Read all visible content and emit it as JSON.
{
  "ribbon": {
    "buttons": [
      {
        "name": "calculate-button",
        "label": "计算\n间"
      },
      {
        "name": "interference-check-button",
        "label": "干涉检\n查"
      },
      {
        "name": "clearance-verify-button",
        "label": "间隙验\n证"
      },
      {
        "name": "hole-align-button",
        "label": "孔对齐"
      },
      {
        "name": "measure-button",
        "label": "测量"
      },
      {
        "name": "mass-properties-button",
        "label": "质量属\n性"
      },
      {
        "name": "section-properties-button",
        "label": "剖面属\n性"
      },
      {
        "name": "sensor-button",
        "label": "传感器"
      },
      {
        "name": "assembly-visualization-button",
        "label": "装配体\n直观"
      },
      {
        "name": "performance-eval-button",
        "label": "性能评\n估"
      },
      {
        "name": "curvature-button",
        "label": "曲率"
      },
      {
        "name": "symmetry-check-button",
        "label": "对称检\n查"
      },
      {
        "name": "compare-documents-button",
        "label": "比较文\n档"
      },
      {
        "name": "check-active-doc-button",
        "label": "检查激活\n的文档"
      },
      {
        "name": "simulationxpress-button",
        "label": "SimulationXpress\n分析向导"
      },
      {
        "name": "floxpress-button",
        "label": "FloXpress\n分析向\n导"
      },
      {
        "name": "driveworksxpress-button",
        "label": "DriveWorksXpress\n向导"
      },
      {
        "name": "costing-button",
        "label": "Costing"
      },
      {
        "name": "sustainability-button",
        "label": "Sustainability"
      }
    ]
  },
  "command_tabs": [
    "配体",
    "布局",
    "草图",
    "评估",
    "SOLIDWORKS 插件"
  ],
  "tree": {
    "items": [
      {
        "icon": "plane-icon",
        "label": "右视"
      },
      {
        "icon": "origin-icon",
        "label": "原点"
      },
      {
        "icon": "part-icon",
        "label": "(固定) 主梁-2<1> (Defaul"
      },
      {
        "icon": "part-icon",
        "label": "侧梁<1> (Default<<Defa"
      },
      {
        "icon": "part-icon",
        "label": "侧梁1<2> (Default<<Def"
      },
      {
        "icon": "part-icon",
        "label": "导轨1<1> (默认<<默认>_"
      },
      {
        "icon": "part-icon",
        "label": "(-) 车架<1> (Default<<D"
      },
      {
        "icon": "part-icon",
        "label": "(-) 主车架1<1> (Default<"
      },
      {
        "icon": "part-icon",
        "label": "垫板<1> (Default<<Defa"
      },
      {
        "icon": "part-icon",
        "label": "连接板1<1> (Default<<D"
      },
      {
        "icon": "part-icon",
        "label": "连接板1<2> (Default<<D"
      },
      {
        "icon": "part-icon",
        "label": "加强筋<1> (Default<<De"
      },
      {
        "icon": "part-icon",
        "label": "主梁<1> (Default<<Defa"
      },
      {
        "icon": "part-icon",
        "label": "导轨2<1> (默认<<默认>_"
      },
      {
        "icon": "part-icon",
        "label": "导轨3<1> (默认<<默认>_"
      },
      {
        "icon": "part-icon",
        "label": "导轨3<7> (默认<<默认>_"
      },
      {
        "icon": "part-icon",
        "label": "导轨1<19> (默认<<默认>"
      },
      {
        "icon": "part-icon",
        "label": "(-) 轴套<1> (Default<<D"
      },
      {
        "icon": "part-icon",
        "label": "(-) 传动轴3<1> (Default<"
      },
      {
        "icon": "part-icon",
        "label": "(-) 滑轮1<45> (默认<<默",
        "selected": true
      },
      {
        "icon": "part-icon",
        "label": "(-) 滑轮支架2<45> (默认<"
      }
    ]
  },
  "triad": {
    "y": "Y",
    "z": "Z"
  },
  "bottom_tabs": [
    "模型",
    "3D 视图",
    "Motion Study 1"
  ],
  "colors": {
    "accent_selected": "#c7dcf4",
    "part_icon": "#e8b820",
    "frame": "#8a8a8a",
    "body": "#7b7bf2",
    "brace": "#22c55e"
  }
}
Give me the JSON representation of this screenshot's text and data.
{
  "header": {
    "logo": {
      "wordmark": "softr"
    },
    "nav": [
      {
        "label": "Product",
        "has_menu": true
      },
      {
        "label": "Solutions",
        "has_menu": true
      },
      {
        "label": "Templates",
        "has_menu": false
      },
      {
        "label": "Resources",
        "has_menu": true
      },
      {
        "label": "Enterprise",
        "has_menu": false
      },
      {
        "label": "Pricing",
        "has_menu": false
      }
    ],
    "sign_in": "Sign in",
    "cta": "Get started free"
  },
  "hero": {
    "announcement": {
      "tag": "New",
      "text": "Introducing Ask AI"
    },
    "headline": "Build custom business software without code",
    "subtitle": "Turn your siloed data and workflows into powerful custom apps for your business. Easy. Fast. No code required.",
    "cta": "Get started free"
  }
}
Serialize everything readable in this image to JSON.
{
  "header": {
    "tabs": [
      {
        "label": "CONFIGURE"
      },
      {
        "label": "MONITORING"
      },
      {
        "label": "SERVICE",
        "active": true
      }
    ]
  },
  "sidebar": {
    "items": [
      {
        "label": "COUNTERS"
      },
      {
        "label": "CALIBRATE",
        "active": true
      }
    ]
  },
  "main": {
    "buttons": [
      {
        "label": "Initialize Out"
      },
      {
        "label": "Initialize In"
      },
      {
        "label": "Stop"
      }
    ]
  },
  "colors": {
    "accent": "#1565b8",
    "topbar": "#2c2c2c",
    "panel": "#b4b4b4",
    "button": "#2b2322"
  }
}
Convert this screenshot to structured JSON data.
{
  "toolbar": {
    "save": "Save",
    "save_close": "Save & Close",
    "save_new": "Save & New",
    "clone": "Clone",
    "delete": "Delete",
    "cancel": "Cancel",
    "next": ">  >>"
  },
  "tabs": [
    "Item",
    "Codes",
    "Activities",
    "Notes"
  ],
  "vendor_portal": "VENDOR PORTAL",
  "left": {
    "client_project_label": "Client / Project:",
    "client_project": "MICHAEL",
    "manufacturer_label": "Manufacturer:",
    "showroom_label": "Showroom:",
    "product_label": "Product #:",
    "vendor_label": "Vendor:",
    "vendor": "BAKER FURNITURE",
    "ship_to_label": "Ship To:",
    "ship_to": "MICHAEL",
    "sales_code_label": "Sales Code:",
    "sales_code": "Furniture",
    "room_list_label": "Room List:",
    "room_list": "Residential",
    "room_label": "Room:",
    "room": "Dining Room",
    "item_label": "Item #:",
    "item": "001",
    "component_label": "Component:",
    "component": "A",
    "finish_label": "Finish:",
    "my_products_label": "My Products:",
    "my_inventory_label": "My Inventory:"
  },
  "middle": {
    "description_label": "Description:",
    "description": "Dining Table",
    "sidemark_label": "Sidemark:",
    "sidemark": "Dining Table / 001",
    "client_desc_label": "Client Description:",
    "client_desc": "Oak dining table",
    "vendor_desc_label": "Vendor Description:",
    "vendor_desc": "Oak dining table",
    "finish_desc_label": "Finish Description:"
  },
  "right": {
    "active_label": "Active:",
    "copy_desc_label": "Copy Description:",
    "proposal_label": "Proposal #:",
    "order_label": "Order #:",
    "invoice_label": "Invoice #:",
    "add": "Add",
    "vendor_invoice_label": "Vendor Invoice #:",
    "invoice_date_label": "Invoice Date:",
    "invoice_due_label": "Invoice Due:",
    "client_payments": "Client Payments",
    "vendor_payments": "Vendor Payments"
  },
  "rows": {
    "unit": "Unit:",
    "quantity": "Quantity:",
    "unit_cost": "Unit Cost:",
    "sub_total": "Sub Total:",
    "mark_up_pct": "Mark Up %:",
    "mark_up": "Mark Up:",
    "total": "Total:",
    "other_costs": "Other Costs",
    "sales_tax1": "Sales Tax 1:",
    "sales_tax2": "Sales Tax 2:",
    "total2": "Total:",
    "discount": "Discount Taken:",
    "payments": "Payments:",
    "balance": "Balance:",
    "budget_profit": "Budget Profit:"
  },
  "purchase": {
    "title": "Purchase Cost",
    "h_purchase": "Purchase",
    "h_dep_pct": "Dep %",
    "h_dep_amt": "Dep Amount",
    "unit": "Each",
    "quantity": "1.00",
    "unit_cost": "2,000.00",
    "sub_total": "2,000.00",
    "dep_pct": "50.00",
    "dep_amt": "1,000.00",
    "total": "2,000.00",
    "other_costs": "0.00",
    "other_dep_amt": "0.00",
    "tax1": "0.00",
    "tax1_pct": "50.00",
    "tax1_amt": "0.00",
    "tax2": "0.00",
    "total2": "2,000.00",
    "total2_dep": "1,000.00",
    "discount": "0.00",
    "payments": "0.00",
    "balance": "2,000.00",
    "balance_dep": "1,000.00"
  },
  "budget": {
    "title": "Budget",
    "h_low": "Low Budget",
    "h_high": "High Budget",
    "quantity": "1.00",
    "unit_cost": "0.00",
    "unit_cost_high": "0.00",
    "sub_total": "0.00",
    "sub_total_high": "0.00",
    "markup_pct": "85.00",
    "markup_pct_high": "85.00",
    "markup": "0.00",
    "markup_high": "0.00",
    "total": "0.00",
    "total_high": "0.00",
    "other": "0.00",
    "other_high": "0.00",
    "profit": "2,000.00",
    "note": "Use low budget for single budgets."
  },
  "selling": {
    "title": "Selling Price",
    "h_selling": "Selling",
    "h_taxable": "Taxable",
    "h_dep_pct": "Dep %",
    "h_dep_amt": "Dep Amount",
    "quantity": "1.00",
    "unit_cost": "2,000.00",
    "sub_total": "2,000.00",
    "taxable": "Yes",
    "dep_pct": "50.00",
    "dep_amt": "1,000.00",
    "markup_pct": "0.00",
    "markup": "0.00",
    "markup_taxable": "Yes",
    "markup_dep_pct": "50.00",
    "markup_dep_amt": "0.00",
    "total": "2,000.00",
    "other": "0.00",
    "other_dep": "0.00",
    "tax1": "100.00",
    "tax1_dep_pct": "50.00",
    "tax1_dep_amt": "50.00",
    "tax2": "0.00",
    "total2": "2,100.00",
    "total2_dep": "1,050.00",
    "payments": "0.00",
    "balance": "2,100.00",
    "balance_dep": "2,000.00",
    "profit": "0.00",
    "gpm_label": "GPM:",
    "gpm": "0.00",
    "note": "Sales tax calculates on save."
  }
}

§ Exercise task:
Find the word "custom" in the data and copy out each line where it turns up.

§ The answer:
    "headline": "Build custom business software without code",
    "subtitle": "Turn your siloed data and workflows into powerful custom apps for your business. Easy. Fast. No code required.",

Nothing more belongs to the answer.